Instructions to follow »
Turn each line of the entries into a string in a JSON list, skipping any blank lines.

******************************

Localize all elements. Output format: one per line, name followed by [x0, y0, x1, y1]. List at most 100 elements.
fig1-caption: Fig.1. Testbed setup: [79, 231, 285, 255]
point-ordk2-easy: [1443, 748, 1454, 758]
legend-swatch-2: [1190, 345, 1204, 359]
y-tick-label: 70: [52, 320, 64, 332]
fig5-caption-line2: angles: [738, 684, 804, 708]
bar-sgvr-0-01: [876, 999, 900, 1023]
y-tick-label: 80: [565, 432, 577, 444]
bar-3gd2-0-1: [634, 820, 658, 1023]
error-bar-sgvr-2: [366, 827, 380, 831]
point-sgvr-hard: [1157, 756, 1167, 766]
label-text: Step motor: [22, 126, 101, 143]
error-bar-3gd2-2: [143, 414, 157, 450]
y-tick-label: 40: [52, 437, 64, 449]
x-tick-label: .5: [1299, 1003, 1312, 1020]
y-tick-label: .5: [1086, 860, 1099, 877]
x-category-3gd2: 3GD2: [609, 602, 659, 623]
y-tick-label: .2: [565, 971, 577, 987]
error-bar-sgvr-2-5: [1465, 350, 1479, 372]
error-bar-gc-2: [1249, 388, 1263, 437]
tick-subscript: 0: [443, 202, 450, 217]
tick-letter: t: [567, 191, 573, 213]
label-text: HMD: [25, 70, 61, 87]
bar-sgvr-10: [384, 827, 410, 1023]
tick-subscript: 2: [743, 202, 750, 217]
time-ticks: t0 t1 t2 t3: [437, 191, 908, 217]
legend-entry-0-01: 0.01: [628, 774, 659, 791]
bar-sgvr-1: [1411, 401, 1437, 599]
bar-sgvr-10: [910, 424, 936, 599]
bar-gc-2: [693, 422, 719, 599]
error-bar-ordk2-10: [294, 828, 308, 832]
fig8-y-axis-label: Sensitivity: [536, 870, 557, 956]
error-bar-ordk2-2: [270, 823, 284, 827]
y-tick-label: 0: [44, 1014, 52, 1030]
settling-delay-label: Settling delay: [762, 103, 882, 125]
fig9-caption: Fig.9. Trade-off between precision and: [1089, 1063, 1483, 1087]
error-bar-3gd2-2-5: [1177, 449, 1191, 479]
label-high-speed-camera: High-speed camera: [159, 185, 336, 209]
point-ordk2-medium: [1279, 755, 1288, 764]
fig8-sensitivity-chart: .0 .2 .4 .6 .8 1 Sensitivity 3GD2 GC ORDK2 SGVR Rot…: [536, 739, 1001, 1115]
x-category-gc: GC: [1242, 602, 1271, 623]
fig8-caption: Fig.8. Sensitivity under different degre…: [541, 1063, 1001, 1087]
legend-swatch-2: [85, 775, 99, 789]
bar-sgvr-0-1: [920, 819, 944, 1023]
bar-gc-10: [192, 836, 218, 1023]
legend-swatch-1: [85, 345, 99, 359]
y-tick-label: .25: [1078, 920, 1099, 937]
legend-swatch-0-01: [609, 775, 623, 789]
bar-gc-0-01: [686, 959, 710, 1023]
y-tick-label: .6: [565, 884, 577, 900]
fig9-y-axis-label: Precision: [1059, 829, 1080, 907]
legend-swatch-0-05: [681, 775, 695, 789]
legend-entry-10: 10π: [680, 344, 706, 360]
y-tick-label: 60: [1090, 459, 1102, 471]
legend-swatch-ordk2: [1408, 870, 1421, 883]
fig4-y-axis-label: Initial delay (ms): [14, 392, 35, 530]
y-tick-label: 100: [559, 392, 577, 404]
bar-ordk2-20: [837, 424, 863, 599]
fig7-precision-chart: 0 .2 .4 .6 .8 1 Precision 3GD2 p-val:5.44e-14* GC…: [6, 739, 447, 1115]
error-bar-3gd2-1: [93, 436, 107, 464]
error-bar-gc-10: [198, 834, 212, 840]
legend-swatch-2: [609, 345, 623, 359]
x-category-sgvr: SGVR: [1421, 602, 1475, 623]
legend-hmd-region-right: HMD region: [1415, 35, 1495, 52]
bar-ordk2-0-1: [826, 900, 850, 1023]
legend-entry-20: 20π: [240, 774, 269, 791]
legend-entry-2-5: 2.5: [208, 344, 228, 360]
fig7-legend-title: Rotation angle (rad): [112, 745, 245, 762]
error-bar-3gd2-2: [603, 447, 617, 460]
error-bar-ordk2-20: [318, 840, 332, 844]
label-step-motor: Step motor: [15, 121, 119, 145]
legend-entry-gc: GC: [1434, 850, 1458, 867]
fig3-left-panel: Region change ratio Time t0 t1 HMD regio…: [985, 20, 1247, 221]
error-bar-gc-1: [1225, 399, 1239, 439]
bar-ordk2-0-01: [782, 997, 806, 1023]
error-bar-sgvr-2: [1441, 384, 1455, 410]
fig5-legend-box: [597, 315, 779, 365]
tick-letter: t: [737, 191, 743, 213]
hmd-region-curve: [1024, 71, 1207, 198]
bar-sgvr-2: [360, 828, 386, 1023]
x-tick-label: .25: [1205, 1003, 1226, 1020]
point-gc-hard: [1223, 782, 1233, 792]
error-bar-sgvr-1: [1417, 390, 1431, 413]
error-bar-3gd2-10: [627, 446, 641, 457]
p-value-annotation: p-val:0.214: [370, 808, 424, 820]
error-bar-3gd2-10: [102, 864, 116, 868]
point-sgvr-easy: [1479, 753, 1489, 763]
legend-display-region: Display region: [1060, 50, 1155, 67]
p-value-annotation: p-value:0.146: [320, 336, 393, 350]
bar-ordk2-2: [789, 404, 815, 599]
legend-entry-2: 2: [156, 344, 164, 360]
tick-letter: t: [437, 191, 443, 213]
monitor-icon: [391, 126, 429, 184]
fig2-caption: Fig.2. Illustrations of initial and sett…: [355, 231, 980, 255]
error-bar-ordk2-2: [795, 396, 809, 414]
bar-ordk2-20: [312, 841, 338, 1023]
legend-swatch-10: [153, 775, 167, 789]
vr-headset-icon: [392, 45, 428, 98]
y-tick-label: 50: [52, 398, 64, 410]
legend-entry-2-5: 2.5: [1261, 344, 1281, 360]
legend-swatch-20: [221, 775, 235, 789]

******************************

Reply »
[
  "Localize all elements. Output format: one per line, name followed by [x0, y0, x1, y1]. List at most 100 elements.",
  "fig1-caption: Fig.1. Testbed setup: [79, 231, 285, 255]",
  "point-ordk2-easy: [1443, 748, 1454, 758]",
  "legend-swatch-2: [1190, 345, 1204, 359]",
  "y-tick-label: 70: [52, 320, 64, 332]",
  "fig5-caption-line2: angles: [738, 684, 804, 708]",
  "bar-sgvr-0-01: [876, 999, 900, 1023]",
  "y-tick-label: 80: [565, 432, 577, 444]",
  "bar-3gd2-0-1: [634, 820, 658, 1023]",
  "error-bar-sgvr-2: [366, 827, 380, 831]",
  "point-sgvr-hard: [1157, 756, 1167, 766]",
  "label-text: Step motor: [22, 126, 101, 143]",
  "error-bar-3gd2-2: [143, 414, 157, 450]",
  "y-tick-label: 40: [52, 437, 64, 449]",
  "x-tick-label: .5: [1299, 1003, 1312, 1020]",
  "y-tick-label: .5: [1086, 860, 1099, 877]",
  "x-category-3gd2: 3GD2: [609, 602, 659, 623]",
  "y-tick-label: .2: [565, 971, 577, 987]",
  "error-bar-sgvr-2-5: [1465, 350, 1479, 372]",
  "error-bar-gc-2: [1249, 388, 1263, 437]",
  "tick-subscript: 0: [443, 202, 450, 217]",
  "tick-letter: t: [567, 191, 573, 213]",
  "label-text: HMD: [25, 70, 61, 87]",
  "bar-sgvr-10: [384, 827, 410, 1023]",
  "tick-subscript: 2: [743, 202, 750, 217]",
  "time-ticks: t0 t1 t2 t3: [437, 191, 908, 217]",
  "legend-entry-0-01: 0.01: [628, 774, 659, 791]",
  "bar-sgvr-1: [1411, 401, 1437, 599]",
  "bar-sgvr-10: [910, 424, 936, 599]",
  "bar-gc-2: [693, 422, 719, 599]",
  "error-bar-ordk2-10: [294, 828, 308, 832]",
  "fig8-y-axis-label: Sensitivity: [536, 870, 557, 956]",
  "error-bar-ordk2-2: [270, 823, 284, 827]",
  "y-tick-label: 0: [44, 1014, 52, 1030]",
  "settling-delay-label: Settling delay: [762, 103, 882, 125]",
  "fig9-caption: Fig.9. Trade-off between precision and: [1089, 1063, 1483, 1087]",
  "error-bar-3gd2-2-5: [1177, 449, 1191, 479]",
  "label-high-speed-camera: High-speed camera: [159, 185, 336, 209]",
  "point-ordk2-medium: [1279, 755, 1288, 764]",
  "fig8-sensitivity-chart: .0 .2 .4 .6 .8 1 Sensitivity 3GD2 GC ORDK2 SGVR Rot…: [536, 739, 1001, 1115]",
  "x-category-gc: GC: [1242, 602, 1271, 623]",
  "fig8-caption: Fig.8. Sensitivity under different degre…: [541, 1063, 1001, 1087]",
  "legend-swatch-2: [85, 775, 99, 789]",
  "bar-sgvr-0-1: [920, 819, 944, 1023]",
  "bar-gc-10: [192, 836, 218, 1023]",
  "legend-swatch-1: [85, 345, 99, 359]",
  "y-tick-label: .25: [1078, 920, 1099, 937]",
  "legend-swatch-0-01: [609, 775, 623, 789]",
  "bar-gc-0-01: [686, 959, 710, 1023]",
  "y-tick-label: .6: [565, 884, 577, 900]",
  "fig9-y-axis-label: Precision: [1059, 829, 1080, 907]",
  "legend-swatch-0-05: [681, 775, 695, 789]",
  "legend-entry-10: 10π: [680, 344, 706, 360]",
  "y-tick-label: 60: [1090, 459, 1102, 471]",
  "legend-swatch-ordk2: [1408, 870, 1421, 883]",
  "fig4-y-axis-label: Initial delay (ms): [14, 392, 35, 530]",
  "y-tick-label: 100: [559, 392, 577, 404]",
  "bar-ordk2-20: [837, 424, 863, 599]",
  "fig7-precision-chart: 0 .2 .4 .6 .8 1 Precision 3GD2 p-val:5.44e-14* GC…: [6, 739, 447, 1115]",
  "error-bar-3gd2-1: [93, 436, 107, 464]",
  "error-bar-gc-10: [198, 834, 212, 840]",
  "legend-swatch-2: [609, 345, 623, 359]",
  "x-category-sgvr: SGVR: [1421, 602, 1475, 623]",
  "legend-hmd-region-right: HMD region: [1415, 35, 1495, 52]",
  "bar-ordk2-0-1: [826, 900, 850, 1023]",
  "legend-entry-20: 20π: [240, 774, 269, 791]",
  "legend-entry-2-5: 2.5: [208, 344, 228, 360]",
  "fig7-legend-title: Rotation angle (rad): [112, 745, 245, 762]",
  "error-bar-3gd2-2: [603, 447, 617, 460]",
  "error-bar-ordk2-20: [318, 840, 332, 844]",
  "label-step-motor: Step motor: [15, 121, 119, 145]",
  "legend-entry-gc: GC: [1434, 850, 1458, 867]",
  "fig3-left-panel: Region change ratio Time t0 t1 HMD regio…: [985, 20, 1247, 221]",
  "error-bar-gc-1: [1225, 399, 1239, 439]",
  "bar-ordk2-0-01: [782, 997, 806, 1023]",
  "error-bar-sgvr-2: [1441, 384, 1455, 410]",
  "fig5-legend-box: [597, 315, 779, 365]",
  "tick-letter: t: [737, 191, 743, 213]",
  "hmd-region-curve: [1024, 71, 1207, 198]",
  "bar-sgvr-2: [360, 828, 386, 1023]",
  "x-tick-label: .25: [1205, 1003, 1226, 1020]",
  "point-gc-hard: [1223, 782, 1233, 792]",
  "error-bar-sgvr-1: [1417, 390, 1431, 413]",
  "error-bar-3gd2-10: [627, 446, 641, 457]",
  "p-value-annotation: p-val:0.214: [370, 808, 424, 820]",
  "error-bar-3gd2-10: [102, 864, 116, 868]",
  "point-sgvr-easy: [1479, 753, 1489, 763]",
  "legend-display-region: Display region: [1060, 50, 1155, 67]",
  "p-value-annotation: p-value:0.146: [320, 336, 393, 350]",
  "bar-ordk2-2: [789, 404, 815, 599]",
  "legend-entry-2: 2: [156, 344, 164, 360]",
  "tick-letter: t: [437, 191, 443, 213]",
  "monitor-icon: [391, 126, 429, 184]",
  "fig2-caption: Fig.2. Illustrations of initial and sett…: [355, 231, 980, 255]",
  "error-bar-ordk2-2: [795, 396, 809, 414]",
  "bar-ordk2-20: [312, 841, 338, 1023]",
  "legend-swatch-10: [153, 775, 167, 789]",
  "vr-headset-icon: [392, 45, 428, 98]",
  "y-tick-label: 50: [52, 398, 64, 410]",
  "legend-entry-2-5: 2.5: [1261, 344, 1281, 360]",
  "legend-swatch-20: [221, 775, 235, 789]"
]